## TASK PROMPT:
Among the entries below, count the lines where the string "Download" occurs, and give only the number.

════════════════════

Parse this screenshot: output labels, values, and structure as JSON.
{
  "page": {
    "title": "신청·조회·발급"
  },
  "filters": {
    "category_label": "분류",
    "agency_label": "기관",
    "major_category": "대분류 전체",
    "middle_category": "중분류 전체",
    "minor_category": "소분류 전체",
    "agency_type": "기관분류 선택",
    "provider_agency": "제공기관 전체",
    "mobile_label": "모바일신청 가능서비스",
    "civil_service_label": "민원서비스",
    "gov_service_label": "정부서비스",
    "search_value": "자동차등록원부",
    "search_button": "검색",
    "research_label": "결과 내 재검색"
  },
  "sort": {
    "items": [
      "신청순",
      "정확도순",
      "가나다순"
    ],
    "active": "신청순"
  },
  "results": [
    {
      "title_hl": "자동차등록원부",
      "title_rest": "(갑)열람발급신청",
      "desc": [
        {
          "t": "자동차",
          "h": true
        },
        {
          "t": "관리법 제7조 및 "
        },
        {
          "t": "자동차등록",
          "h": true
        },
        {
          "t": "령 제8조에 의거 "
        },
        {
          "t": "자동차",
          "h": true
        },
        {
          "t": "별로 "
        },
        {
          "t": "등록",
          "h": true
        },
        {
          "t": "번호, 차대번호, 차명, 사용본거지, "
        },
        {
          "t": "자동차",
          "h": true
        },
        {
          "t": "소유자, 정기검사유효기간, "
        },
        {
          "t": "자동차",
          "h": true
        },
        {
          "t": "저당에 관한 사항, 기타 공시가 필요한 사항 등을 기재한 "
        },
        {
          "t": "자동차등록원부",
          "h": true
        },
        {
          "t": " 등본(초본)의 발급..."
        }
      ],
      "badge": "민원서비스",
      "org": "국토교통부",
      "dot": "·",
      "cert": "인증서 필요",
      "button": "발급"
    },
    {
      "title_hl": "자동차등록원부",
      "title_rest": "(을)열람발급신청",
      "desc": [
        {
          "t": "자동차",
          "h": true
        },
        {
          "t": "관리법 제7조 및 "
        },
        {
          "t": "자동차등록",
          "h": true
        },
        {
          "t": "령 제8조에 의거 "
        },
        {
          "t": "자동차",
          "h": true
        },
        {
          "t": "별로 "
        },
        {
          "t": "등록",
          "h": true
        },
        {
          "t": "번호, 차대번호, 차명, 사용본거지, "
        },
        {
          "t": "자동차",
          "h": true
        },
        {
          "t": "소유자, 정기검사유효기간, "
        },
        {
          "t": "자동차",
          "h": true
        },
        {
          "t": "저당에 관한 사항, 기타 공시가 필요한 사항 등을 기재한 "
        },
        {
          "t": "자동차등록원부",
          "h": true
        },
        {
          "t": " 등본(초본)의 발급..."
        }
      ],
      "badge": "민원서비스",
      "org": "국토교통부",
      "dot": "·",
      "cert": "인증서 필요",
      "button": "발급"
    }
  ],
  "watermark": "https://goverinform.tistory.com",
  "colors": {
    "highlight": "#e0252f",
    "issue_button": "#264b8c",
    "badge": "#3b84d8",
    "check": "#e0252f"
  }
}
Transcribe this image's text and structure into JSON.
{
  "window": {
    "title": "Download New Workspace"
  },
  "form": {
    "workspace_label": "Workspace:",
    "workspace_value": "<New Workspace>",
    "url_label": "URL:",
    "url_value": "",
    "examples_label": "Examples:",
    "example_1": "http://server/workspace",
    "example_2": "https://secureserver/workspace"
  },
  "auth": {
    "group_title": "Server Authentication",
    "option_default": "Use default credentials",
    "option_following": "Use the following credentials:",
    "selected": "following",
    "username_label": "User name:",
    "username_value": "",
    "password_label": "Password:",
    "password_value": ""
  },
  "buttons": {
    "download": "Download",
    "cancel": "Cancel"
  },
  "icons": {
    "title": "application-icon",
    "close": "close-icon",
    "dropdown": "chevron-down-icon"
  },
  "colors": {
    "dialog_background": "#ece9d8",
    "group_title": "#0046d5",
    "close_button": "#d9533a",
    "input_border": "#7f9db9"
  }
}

════════════════════

## WRITTEN RESPONSE:
2